*Work to do*. What follows is a set of entries. Give them again exactly, without the pictures.

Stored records
--------------------------------
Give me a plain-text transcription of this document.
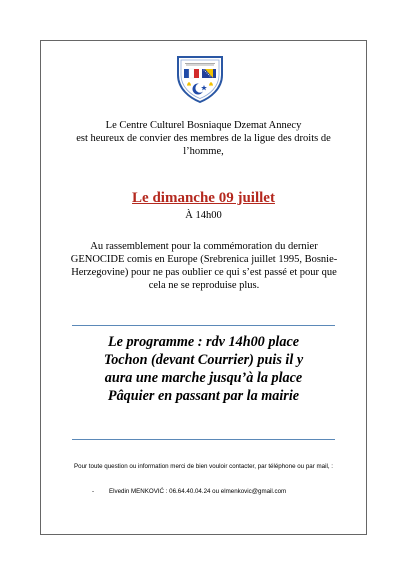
Le Centre Culturel Bosniaque Dzemat Annecy
est heureux de convier des membres de la ligue des droits de
l’homme,
Le dimanche 09 juillet
À 14h00
Au rassemblement pour la commémoration du dernier
GENOCIDE comis en Europe (Srebrenica juillet 1995, Bosnie-
Herzegovine) pour ne pas oublier ce qui s’est passé et pour que
cela ne se reproduise plus.
Le programme : rdv 14h00 place
Tochon (devant Courrier) puis il y
aura une marche jusqu’à la place
Pâquier en passant par la mairie
Pour toute question ou information merci de bien vouloir contacter, par téléphone ou par mail, :
- Elvedin MENKOVIĆ : 06.64.40.04.24 ou elmenkovic@gmail.com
--------------------------------
*The reply*.
Give me a plain-text transcription of this document.
Le Centre Culturel Bosniaque Dzemat Annecy
est heureux de convier des membres de la ligue des droits de
l’homme,
Le dimanche 09 juillet
À 14h00
Au rassemblement pour la commémoration du dernier
GENOCIDE comis en Europe (Srebrenica juillet 1995, Bosnie-
Herzegovine) pour ne pas oublier ce qui s’est passé et pour que
cela ne se reproduise plus.
Le programme : rdv 14h00 place
Tochon (devant Courrier) puis il y
aura une marche jusqu’à la place
Pâquier en passant par la mairie
Pour toute question ou information merci de bien vouloir contacter, par téléphone ou par mail, :
- Elvedin MENKOVIĆ : 06.64.40.04.24 ou elmenkovic@gmail.com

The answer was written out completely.